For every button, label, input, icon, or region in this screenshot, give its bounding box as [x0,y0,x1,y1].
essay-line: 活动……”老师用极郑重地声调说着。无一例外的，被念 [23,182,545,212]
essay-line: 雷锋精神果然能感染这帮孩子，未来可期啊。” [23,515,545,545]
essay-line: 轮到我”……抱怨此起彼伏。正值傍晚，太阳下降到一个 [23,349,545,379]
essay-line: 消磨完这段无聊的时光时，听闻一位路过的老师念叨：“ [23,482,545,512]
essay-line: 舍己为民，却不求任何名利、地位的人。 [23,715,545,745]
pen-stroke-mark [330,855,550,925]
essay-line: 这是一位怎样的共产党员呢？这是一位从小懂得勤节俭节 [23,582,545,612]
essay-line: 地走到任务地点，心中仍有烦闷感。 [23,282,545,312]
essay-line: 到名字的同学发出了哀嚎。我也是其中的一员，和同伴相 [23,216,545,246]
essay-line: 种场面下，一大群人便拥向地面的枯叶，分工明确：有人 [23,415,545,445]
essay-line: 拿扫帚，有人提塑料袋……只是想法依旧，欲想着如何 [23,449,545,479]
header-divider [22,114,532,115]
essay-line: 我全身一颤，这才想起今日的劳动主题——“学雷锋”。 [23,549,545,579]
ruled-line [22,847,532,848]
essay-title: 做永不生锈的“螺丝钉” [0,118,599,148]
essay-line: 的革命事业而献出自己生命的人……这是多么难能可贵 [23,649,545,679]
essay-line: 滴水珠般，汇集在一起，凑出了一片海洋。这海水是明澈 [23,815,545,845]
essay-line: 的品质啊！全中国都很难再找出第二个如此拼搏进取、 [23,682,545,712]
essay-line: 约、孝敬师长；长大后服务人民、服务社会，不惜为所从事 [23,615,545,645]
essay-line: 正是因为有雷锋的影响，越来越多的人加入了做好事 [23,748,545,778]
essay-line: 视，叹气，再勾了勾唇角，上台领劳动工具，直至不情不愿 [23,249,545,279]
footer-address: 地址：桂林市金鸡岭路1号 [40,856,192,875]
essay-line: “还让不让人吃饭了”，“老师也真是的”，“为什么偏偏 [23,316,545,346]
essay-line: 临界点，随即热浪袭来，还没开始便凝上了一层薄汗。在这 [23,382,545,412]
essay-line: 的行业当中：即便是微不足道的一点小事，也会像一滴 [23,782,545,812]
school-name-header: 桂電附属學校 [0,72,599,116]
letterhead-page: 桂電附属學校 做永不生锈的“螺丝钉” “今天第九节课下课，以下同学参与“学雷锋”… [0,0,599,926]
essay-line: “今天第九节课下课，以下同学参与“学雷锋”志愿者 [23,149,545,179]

+++++

Format every line of the records above as a Markdown table with two columns, Row and Record line, numbering the rows in order and leaving out any blank lines.

| Row | Record line |
|---|---|
| 1 | For every button, label, input, icon, or region in this screenshot, give its bounding box as [x0,y0,x1,y1]. |
| 2 | essay-line: 活动……”老师用极郑重地声调说着。无一例外的，被念 [23,182,545,212] |
| 3 | essay-line: 雷锋精神果然能感染这帮孩子，未来可期啊。” [23,515,545,545] |
| 4 | essay-line: 轮到我”……抱怨此起彼伏。正值傍晚，太阳下降到一个 [23,349,545,379] |
| 5 | essay-line: 消磨完这段无聊的时光时，听闻一位路过的老师念叨：“ [23,482,545,512] |
| 6 | essay-line: 舍己为民，却不求任何名利、地位的人。 [23,715,545,745] |
| 7 | pen-stroke-mark [330,855,550,925] |
| 8 | essay-line: 这是一位怎样的共产党员呢？这是一位从小懂得勤节俭节 [23,582,545,612] |
| 9 | essay-line: 地走到任务地点，心中仍有烦闷感。 [23,282,545,312] |
| 10 | essay-line: 到名字的同学发出了哀嚎。我也是其中的一员，和同伴相 [23,216,545,246] |
| 11 | essay-line: 种场面下，一大群人便拥向地面的枯叶，分工明确：有人 [23,415,545,445] |
| 12 | essay-line: 拿扫帚，有人提塑料袋……只是想法依旧，欲想着如何 [23,449,545,479] |
| 13 | header-divider [22,114,532,115] |
| 14 | essay-line: 我全身一颤，这才想起今日的劳动主题——“学雷锋”。 [23,549,545,579] |
| 15 | ruled-line [22,847,532,848] |
| 16 | essay-title: 做永不生锈的“螺丝钉” [0,118,599,148] |
| 17 | essay-line: 的革命事业而献出自己生命的人……这是多么难能可贵 [23,649,545,679] |
| 18 | essay-line: 滴水珠般，汇集在一起，凑出了一片海洋。这海水是明澈 [23,815,545,845] |
| 19 | essay-line: 的品质啊！全中国都很难再找出第二个如此拼搏进取、 [23,682,545,712] |
| 20 | essay-line: 约、孝敬师长；长大后服务人民、服务社会，不惜为所从事 [23,615,545,645] |
| 21 | essay-line: 正是因为有雷锋的影响，越来越多的人加入了做好事 [23,748,545,778] |
| 22 | essay-line: 视，叹气，再勾了勾唇角，上台领劳动工具，直至不情不愿 [23,249,545,279] |
| 23 | footer-address: 地址：桂林市金鸡岭路1号 [40,856,192,875] |
| 24 | essay-line: “还让不让人吃饭了”，“老师也真是的”，“为什么偏偏 [23,316,545,346] |
| 25 | essay-line: 临界点，随即热浪袭来，还没开始便凝上了一层薄汗。在这 [23,382,545,412] |
| 26 | essay-line: 的行业当中：即便是微不足道的一点小事，也会像一滴 [23,782,545,812] |
| 27 | school-name-header: 桂電附属學校 [0,72,599,116] |
| 28 | letterhead-page: 桂電附属學校 做永不生锈的“螺丝钉” “今天第九节课下课，以下同学参与“学雷锋”… [0,0,599,926] |
| 29 | essay-line: “今天第九节课下课，以下同学参与“学雷锋”志愿者 [23,149,545,179] |